YOUR OBJECTIVE: All of the records below should be output exactly.

MATERIAL PROVIDED:
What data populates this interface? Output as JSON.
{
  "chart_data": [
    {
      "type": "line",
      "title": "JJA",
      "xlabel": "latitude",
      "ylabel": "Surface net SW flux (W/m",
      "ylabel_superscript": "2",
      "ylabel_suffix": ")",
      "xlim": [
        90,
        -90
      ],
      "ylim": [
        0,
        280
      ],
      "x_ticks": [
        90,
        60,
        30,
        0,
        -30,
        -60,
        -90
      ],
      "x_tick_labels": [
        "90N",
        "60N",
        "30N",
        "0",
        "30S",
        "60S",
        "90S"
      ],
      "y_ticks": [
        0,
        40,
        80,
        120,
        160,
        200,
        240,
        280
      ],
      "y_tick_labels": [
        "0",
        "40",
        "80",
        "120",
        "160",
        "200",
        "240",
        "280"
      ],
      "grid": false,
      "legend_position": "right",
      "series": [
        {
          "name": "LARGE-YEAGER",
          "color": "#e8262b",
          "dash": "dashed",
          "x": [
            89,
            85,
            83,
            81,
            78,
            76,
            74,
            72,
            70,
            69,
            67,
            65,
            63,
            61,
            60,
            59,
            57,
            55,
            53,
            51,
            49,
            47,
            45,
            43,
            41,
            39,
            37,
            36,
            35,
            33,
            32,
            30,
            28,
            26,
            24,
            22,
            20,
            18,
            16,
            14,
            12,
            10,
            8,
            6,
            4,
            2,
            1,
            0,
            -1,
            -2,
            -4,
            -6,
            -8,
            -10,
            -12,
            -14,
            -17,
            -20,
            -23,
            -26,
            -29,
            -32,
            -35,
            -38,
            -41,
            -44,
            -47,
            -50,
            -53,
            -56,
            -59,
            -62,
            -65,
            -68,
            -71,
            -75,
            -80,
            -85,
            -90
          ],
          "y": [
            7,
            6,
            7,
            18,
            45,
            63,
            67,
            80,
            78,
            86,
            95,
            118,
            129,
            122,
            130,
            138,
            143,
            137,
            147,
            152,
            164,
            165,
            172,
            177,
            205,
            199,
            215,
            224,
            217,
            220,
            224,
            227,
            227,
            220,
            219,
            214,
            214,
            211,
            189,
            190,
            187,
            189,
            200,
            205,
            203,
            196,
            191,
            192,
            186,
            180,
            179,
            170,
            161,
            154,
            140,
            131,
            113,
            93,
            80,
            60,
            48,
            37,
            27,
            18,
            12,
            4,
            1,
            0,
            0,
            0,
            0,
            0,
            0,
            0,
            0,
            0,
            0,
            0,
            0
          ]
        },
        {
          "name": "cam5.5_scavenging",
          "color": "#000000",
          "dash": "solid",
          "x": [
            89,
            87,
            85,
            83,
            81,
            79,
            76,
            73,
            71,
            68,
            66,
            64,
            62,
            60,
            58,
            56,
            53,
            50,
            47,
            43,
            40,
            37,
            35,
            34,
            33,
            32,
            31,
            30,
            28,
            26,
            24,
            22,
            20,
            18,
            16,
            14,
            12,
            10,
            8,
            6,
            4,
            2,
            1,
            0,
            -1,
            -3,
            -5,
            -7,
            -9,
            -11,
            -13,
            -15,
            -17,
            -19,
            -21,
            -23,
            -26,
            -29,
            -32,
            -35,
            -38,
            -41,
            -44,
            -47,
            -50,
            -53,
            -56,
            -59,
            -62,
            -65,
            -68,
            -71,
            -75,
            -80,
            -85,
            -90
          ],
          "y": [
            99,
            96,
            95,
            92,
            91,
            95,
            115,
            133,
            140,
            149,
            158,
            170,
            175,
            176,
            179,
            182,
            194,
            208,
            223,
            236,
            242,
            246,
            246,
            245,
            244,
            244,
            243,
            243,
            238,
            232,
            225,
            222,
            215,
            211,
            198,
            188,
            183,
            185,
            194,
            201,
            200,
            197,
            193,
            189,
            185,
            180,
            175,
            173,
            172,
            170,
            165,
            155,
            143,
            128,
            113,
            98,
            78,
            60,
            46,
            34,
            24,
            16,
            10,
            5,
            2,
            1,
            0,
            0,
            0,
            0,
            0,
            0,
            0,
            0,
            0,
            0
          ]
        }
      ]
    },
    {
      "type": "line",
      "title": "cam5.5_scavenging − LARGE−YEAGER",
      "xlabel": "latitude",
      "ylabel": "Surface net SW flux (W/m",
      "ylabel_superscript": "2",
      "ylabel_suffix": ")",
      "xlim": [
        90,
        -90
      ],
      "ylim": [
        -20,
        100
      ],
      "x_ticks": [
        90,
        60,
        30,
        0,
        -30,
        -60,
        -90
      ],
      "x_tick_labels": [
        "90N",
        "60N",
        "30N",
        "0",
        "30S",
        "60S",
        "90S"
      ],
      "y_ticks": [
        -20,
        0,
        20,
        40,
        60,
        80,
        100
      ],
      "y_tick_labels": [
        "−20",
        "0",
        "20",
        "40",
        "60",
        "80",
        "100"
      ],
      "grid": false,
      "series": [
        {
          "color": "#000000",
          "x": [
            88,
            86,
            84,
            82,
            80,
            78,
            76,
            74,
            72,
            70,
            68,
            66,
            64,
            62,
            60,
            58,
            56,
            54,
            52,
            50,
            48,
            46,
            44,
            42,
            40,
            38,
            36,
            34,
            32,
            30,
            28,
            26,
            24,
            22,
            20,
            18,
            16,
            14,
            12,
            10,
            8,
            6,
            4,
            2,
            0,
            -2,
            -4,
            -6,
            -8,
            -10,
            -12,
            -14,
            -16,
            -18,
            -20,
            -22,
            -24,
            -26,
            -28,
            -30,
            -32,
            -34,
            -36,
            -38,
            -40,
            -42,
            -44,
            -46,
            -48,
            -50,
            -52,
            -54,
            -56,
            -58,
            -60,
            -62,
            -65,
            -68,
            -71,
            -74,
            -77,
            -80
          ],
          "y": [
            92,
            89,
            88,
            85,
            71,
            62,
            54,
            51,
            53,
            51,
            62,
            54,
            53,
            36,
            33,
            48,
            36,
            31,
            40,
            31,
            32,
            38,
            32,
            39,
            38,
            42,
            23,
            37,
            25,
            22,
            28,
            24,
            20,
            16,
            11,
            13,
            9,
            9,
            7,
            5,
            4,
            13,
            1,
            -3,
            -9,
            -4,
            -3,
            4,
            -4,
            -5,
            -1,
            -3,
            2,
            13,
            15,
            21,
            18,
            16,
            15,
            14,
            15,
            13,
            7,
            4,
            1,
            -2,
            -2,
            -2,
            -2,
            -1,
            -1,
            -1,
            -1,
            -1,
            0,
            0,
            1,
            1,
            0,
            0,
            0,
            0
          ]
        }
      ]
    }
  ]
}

PROBLEM SOLUTION:
What data populates this interface? Output as JSON.
{
  "chart_data": [
    {
      "type": "line",
      "title": "JJA",
      "xlabel": "latitude",
      "ylabel": "Surface net SW flux (W/m",
      "ylabel_superscript": "2",
      "ylabel_suffix": ")",
      "xlim": [
        90,
        -90
      ],
      "ylim": [
        0,
        280
      ],
      "x_ticks": [
        90,
        60,
        30,
        0,
        -30,
        -60,
        -90
      ],
      "x_tick_labels": [
        "90N",
        "60N",
        "30N",
        "0",
        "30S",
        "60S",
        "90S"
      ],
      "y_ticks": [
        0,
        40,
        80,
        120,
        160,
        200,
        240,
        280
      ],
      "y_tick_labels": [
        "0",
        "40",
        "80",
        "120",
        "160",
        "200",
        "240",
        "280"
      ],
      "grid": false,
      "legend_position": "right",
      "series": [
        {
          "name": "LARGE-YEAGER",
          "color": "#e8262b",
          "dash": "dashed",
          "x": [
            89,
            85,
            83,
            81,
            78,
            76,
            74,
            72,
            70,
            69,
            67,
            65,
            63,
            61,
            60,
            59,
            57,
            55,
            53,
            51,
            49,
            47,
            45,
            43,
            41,
            39,
            37,
            36,
            35,
            33,
            32,
            30,
            28,
            26,
            24,
            22,
            20,
            18,
            16,
            14,
            12,
            10,
            8,
            6,
            4,
            2,
            1,
            0,
            -1,
            -2,
            -4,
            -6,
            -8,
            -10,
            -12,
            -14,
            -17,
            -20,
            -23,
            -26,
            -29,
            -32,
            -35,
            -38,
            -41,
            -44,
            -47,
            -50,
            -53,
            -56,
            -59,
            -62,
            -65,
            -68,
            -71,
            -75,
            -80,
            -85,
            -90
          ],
          "y": [
            7,
            6,
            7,
            18,
            45,
            63,
            67,
            80,
            78,
            86,
            95,
            118,
            129,
            122,
            130,
            138,
            143,
            137,
            147,
            152,
            164,
            165,
            172,
            177,
            205,
            199,
            215,
            224,
            217,
            220,
            224,
            227,
            227,
            220,
            219,
            214,
            214,
            211,
            189,
            190,
            187,
            189,
            200,
            205,
            203,
            196,
            191,
            192,
            186,
            180,
            179,
            170,
            161,
            154,
            140,
            131,
            113,
            93,
            80,
            60,
            48,
            37,
            27,
            18,
            12,
            4,
            1,
            0,
            0,
            0,
            0,
            0,
            0,
            0,
            0,
            0,
            0,
            0,
            0
          ]
        },
        {
          "name": "cam5.5_scavenging",
          "color": "#000000",
          "dash": "solid",
          "x": [
            89,
            87,
            85,
            83,
            81,
            79,
            76,
            73,
            71,
            68,
            66,
            64,
            62,
            60,
            58,
            56,
            53,
            50,
            47,
            43,
            40,
            37,
            35,
            34,
            33,
            32,
            31,
            30,
            28,
            26,
            24,
            22,
            20,
            18,
            16,
            14,
            12,
            10,
            8,
            6,
            4,
            2,
            1,
            0,
            -1,
            -3,
            -5,
            -7,
            -9,
            -11,
            -13,
            -15,
            -17,
            -19,
            -21,
            -23,
            -26,
            -29,
            -32,
            -35,
            -38,
            -41,
            -44,
            -47,
            -50,
            -53,
            -56,
            -59,
            -62,
            -65,
            -68,
            -71,
            -75,
            -80,
            -85,
            -90
          ],
          "y": [
            99,
            96,
            95,
            92,
            91,
            95,
            115,
            133,
            140,
            149,
            158,
            170,
            175,
            176,
            179,
            182,
            194,
            208,
            223,
            236,
            242,
            246,
            246,
            245,
            244,
            244,
            243,
            243,
            238,
            232,
            225,
            222,
            215,
            211,
            198,
            188,
            183,
            185,
            194,
            201,
            200,
            197,
            193,
            189,
            185,
            180,
            175,
            173,
            172,
            170,
            165,
            155,
            143,
            128,
            113,
            98,
            78,
            60,
            46,
            34,
            24,
            16,
            10,
            5,
            2,
            1,
            0,
            0,
            0,
            0,
            0,
            0,
            0,
            0,
            0,
            0
          ]
        }
      ]
    },
    {
      "type": "line",
      "title": "cam5.5_scavenging − LARGE−YEAGER",
      "xlabel": "latitude",
      "ylabel": "Surface net SW flux (W/m",
      "ylabel_superscript": "2",
      "ylabel_suffix": ")",
      "xlim": [
        90,
        -90
      ],
      "ylim": [
        -20,
        100
      ],
      "x_ticks": [
        90,
        60,
        30,
        0,
        -30,
        -60,
        -90
      ],
      "x_tick_labels": [
        "90N",
        "60N",
        "30N",
        "0",
        "30S",
        "60S",
        "90S"
      ],
      "y_ticks": [
        -20,
        0,
        20,
        40,
        60,
        80,
        100
      ],
      "y_tick_labels": [
        "−20",
        "0",
        "20",
        "40",
        "60",
        "80",
        "100"
      ],
      "grid": false,
      "series": [
        {
          "color": "#000000",
          "x": [
            88,
            86,
            84,
            82,
            80,
            78,
            76,
            74,
            72,
            70,
            68,
            66,
            64,
            62,
            60,
            58,
            56,
            54,
            52,
            50,
            48,
            46,
            44,
            42,
            40,
            38,
            36,
            34,
            32,
            30,
            28,
            26,
            24,
            22,
            20,
            18,
            16,
            14,
            12,
            10,
            8,
            6,
            4,
            2,
            0,
            -2,
            -4,
            -6,
            -8,
            -10,
            -12,
            -14,
            -16,
            -18,
            -20,
            -22,
            -24,
            -26,
            -28,
            -30,
            -32,
            -34,
            -36,
            -38,
            -40,
            -42,
            -44,
            -46,
            -48,
            -50,
            -52,
            -54,
            -56,
            -58,
            -60,
            -62,
            -65,
            -68,
            -71,
            -74,
            -77,
            -80
          ],
          "y": [
            92,
            89,
            88,
            85,
            71,
            62,
            54,
            51,
            53,
            51,
            62,
            54,
            53,
            36,
            33,
            48,
            36,
            31,
            40,
            31,
            32,
            38,
            32,
            39,
            38,
            42,
            23,
            37,
            25,
            22,
            28,
            24,
            20,
            16,
            11,
            13,
            9,
            9,
            7,
            5,
            4,
            13,
            1,
            -3,
            -9,
            -4,
            -3,
            4,
            -4,
            -5,
            -1,
            -3,
            2,
            13,
            15,
            21,
            18,
            16,
            15,
            14,
            15,
            13,
            7,
            4,
            1,
            -2,
            -2,
            -2,
            -2,
            -1,
            -1,
            -1,
            -1,
            -1,
            0,
            0,
            1,
            1,
            0,
            0,
            0,
            0
          ]
        }
      ]
    }
  ]
}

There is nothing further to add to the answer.